• OBJECTIVE:
Exactly as written, retype the listing below, omitting the pictures.

• ENTRIES SUPPLIED:
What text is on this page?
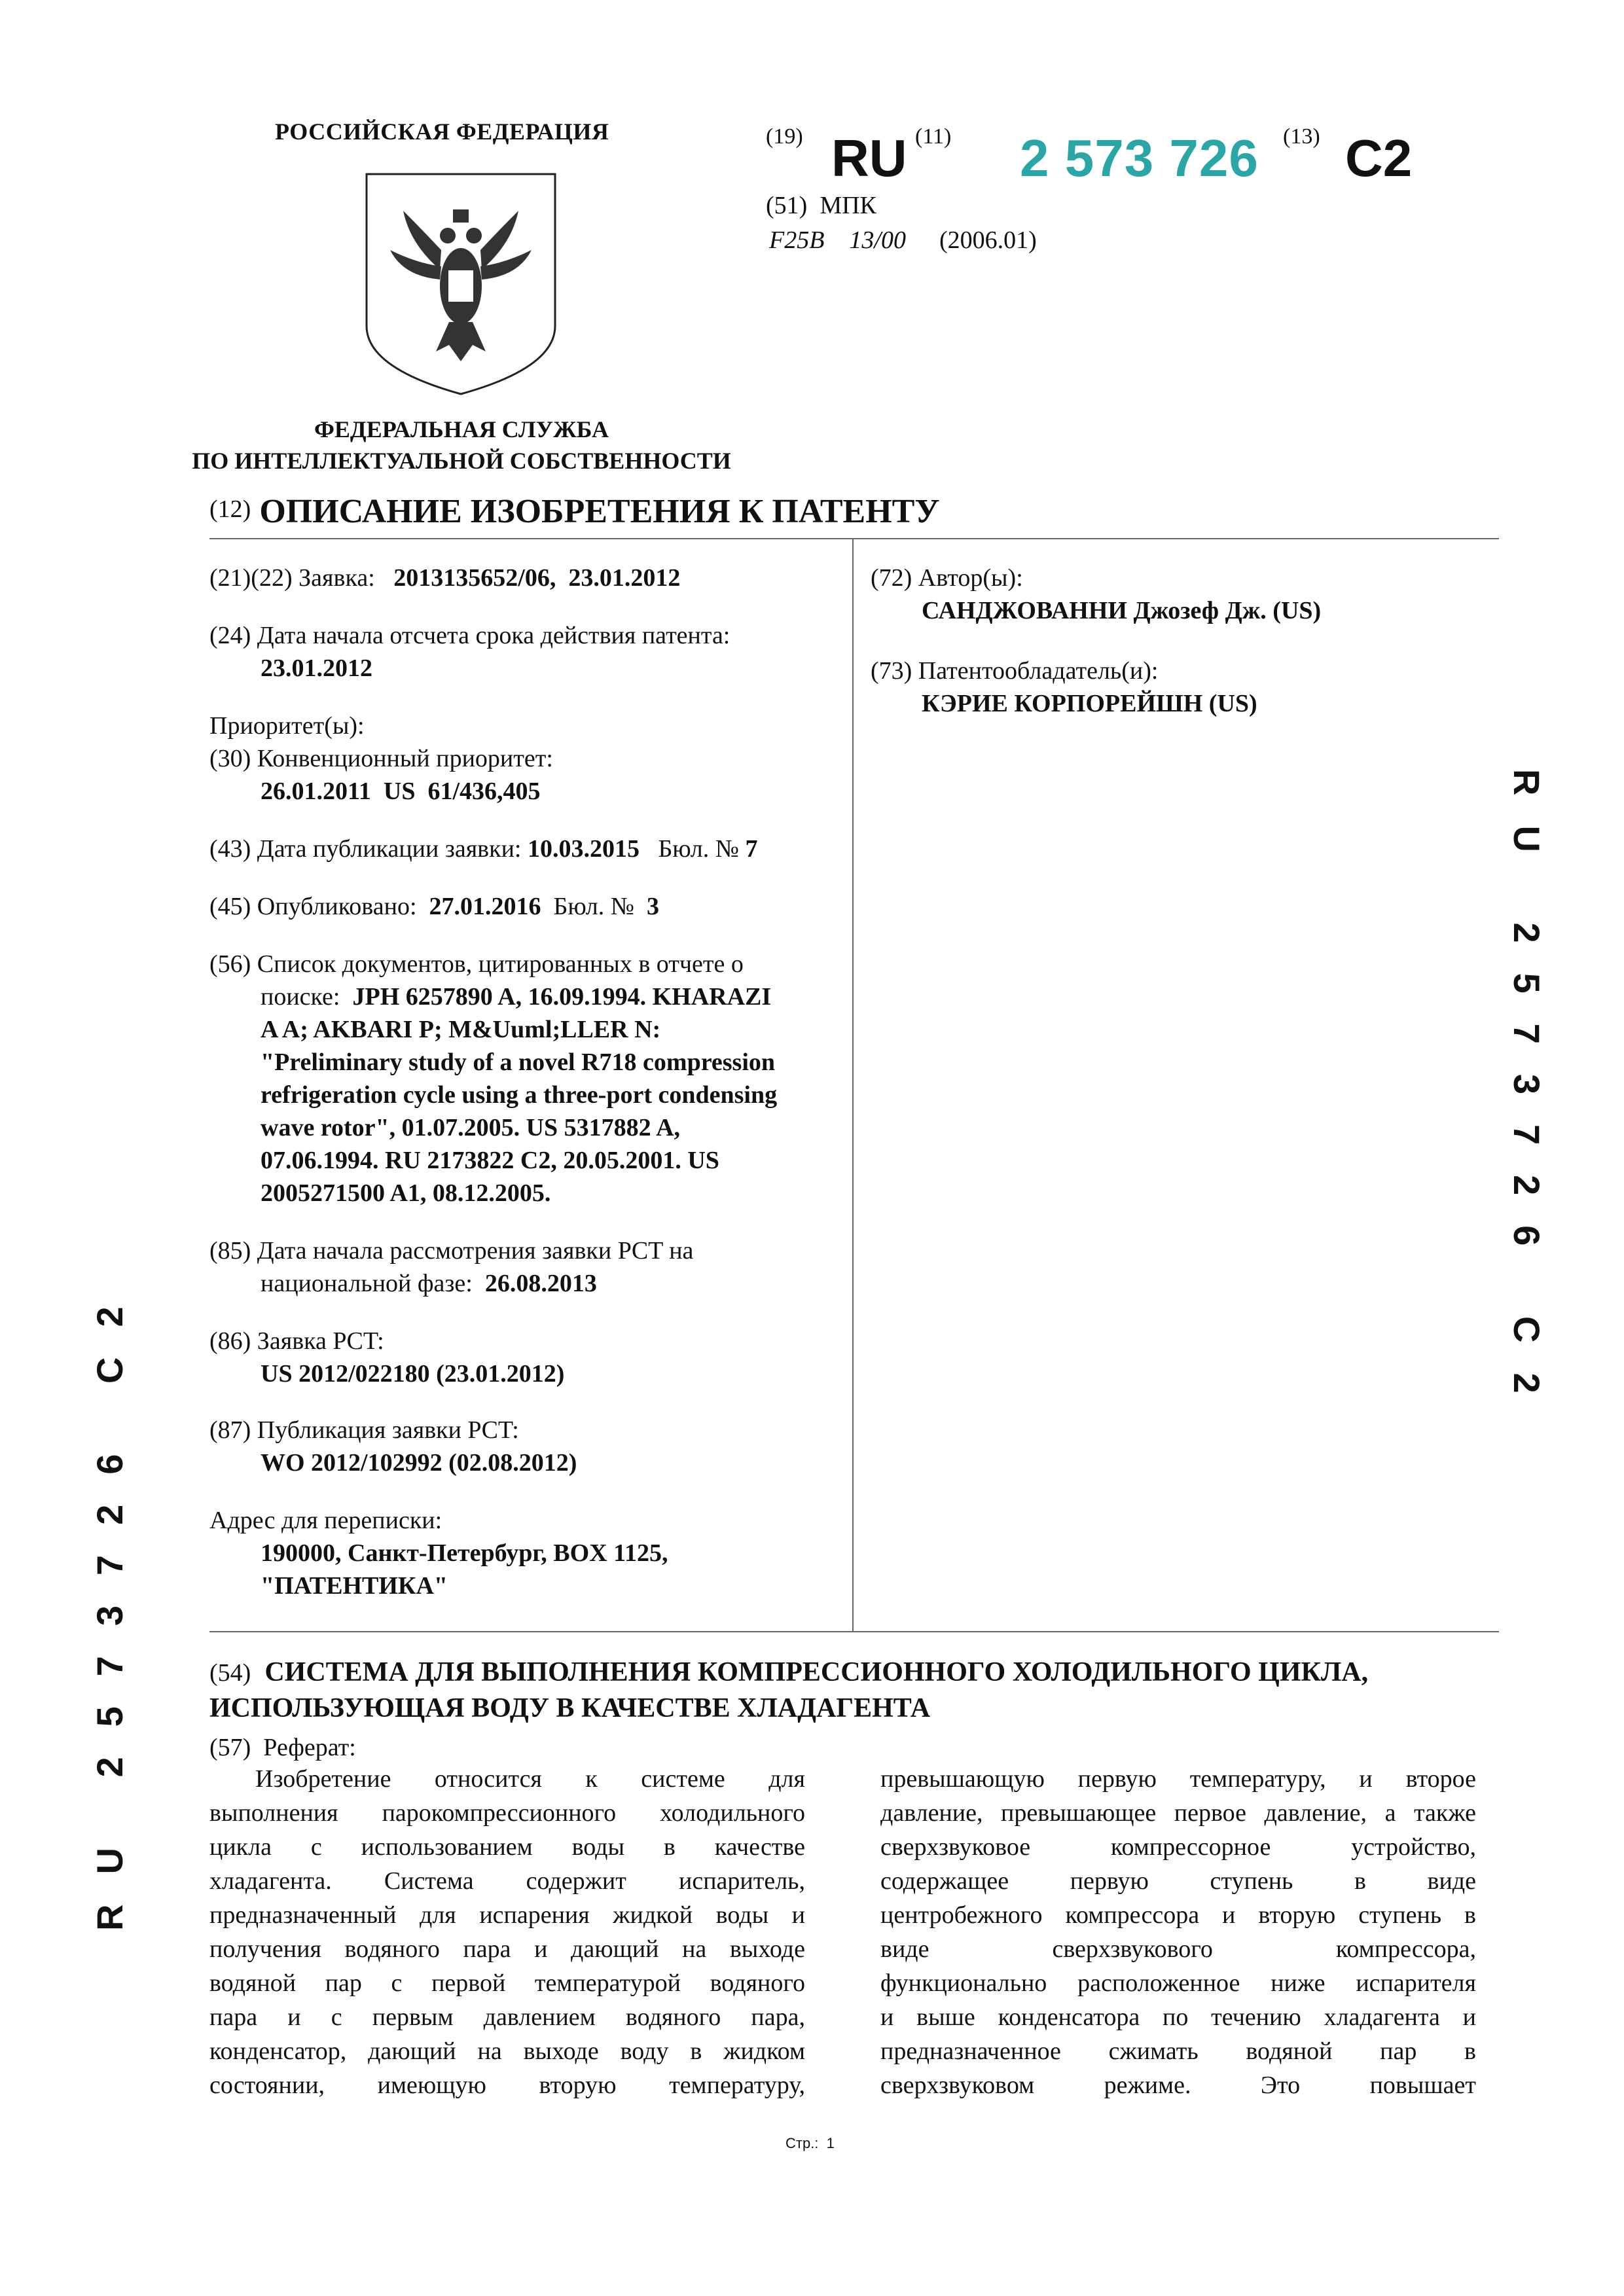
РОССИЙСКАЯ ФЕДЕРАЦИЯ
ФЕДЕРАЛЬНАЯ СЛУЖБА
ПО ИНТЕЛЛЕКТУАЛЬНОЙ СОБСТВЕННОСТИ
(19) RU (11) 2 573 726 (13) C2
(51) МПК
F25B    13/00 (2006.01)
$^{(12)}$ ОПИСАНИЕ ИЗОБРЕТЕНИЯ К ПАТЕНТУ
(21)(22) Заявка: 2013135652/06,  23.01.2012
(24) Дата начала отсчета срока действия патента:
23.01.2012
Приоритет(ы):
(30) Конвенционный приоритет:
26.01.2011  US  61/436,405
(43) Дата публикации заявки: 10.03.2015 Бюл. № 7
(45) Опубликовано: 27.01.2016 Бюл. № 3
(56) Список документов, цитированных в отчете о
поиске: JPH 6257890 A, 16.09.1994. KHARAZI
A A; AKBARI P; M&Uuml;LLER N:
"Preliminary study of a novel R718 compression
refrigeration cycle using a three-port condensing
wave rotor", 01.07.2005. US 5317882 A,
07.06.1994. RU 2173822 C2, 20.05.2001. US
2005271500 A1, 08.12.2005.
(85) Дата начала рассмотрения заявки PCT на
национальной фазе: 26.08.2013
(86) Заявка PCT:
US 2012/022180 (23.01.2012)
(87) Публикация заявки PCT:
WO 2012/102992 (02.08.2012)
Адрес для переписки:
190000, Санкт-Петербург, BOX 1125,
"ПАТЕНТИКА"
(72) Автор(ы):
САНДЖОВАННИ Джозеф Дж. (US)
(73) Патентообладатель(и):
КЭРИЕ КОРПОРЕЙШН (US)
RU 2573726 C2
RU 2573726 C2	(54) СИСТЕМА ДЛЯ ВЫПОЛНЕНИЯ КОМПРЕССИОННОГО ХОЛОДИЛЬНОГО ЦИКЛА,
ИСПОЛЬЗУЮЩАЯ ВОДУ В КАЧЕСТВЕ ХЛАДАГЕНТА
(57)  Реферат:
Изобретение относится к системе для
выполнения парокомпрессионного холодильного
цикла с использованием воды в качестве
хладагента. Система содержит испаритель,
предназначенный для испарения жидкой воды и
получения водяного пара и дающий на выходе
водяной пар с первой температурой водяного
пара и с первым давлением водяного пара,
конденсатор, дающий на выходе воду в жидком
состоянии, имеющую вторую температуру,
превышающую первую температуру, и второе
давление, превышающее первое давление, а также
сверхзвуковое компрессорное устройство,
содержащее первую ступень в виде
центробежного компрессора и вторую ступень в
виде сверхзвукового компрессора,
функционально расположенное ниже испарителя
и выше конденсатора по течению хладагента и
предназначенное сжимать водяной пар в
сверхзвуковом режиме. Это повышает
Стр.:  1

• REPLY:
What text is on this page?
РОССИЙСКАЯ ФЕДЕРАЦИЯ
ФЕДЕРАЛЬНАЯ СЛУЖБА
ПО ИНТЕЛЛЕКТУАЛЬНОЙ СОБСТВЕННОСТИ
(19) RU (11) 2 573 726 (13) C2
(51) МПК
F25B    13/00 (2006.01)
$^{(12)}$ ОПИСАНИЕ ИЗОБРЕТЕНИЯ К ПАТЕНТУ
(21)(22) Заявка: 2013135652/06,  23.01.2012
(24) Дата начала отсчета срока действия патента:
23.01.2012
Приоритет(ы):
(30) Конвенционный приоритет:
26.01.2011  US  61/436,405
(43) Дата публикации заявки: 10.03.2015 Бюл. № 7
(45) Опубликовано: 27.01.2016 Бюл. № 3
(56) Список документов, цитированных в отчете о
поиске: JPH 6257890 A, 16.09.1994. KHARAZI
A A; AKBARI P; M&Uuml;LLER N:
"Preliminary study of a novel R718 compression
refrigeration cycle using a three-port condensing
wave rotor", 01.07.2005. US 5317882 A,
07.06.1994. RU 2173822 C2, 20.05.2001. US
2005271500 A1, 08.12.2005.
(85) Дата начала рассмотрения заявки PCT на
национальной фазе: 26.08.2013
(86) Заявка PCT:
US 2012/022180 (23.01.2012)
(87) Публикация заявки PCT:
WO 2012/102992 (02.08.2012)
Адрес для переписки:
190000, Санкт-Петербург, BOX 1125,
"ПАТЕНТИКА"
(72) Автор(ы):
САНДЖОВАННИ Джозеф Дж. (US)
(73) Патентообладатель(и):
КЭРИЕ КОРПОРЕЙШН (US)
RU 2573726 C2
RU 2573726 C2	(54) СИСТЕМА ДЛЯ ВЫПОЛНЕНИЯ КОМПРЕССИОННОГО ХОЛОДИЛЬНОГО ЦИКЛА,
ИСПОЛЬЗУЮЩАЯ ВОДУ В КАЧЕСТВЕ ХЛАДАГЕНТА
(57)  Реферат:
Изобретение относится к системе для
выполнения парокомпрессионного холодильного
цикла с использованием воды в качестве
хладагента. Система содержит испаритель,
предназначенный для испарения жидкой воды и
получения водяного пара и дающий на выходе
водяной пар с первой температурой водяного
пара и с первым давлением водяного пара,
конденсатор, дающий на выходе воду в жидком
состоянии, имеющую вторую температуру,
превышающую первую температуру, и второе
давление, превышающее первое давление, а также
сверхзвуковое компрессорное устройство,
содержащее первую ступень в виде
центробежного компрессора и вторую ступень в
виде сверхзвукового компрессора,
функционально расположенное ниже испарителя
и выше конденсатора по течению хладагента и
предназначенное сжимать водяной пар в
сверхзвуковом режиме. Это повышает
Стр.:  1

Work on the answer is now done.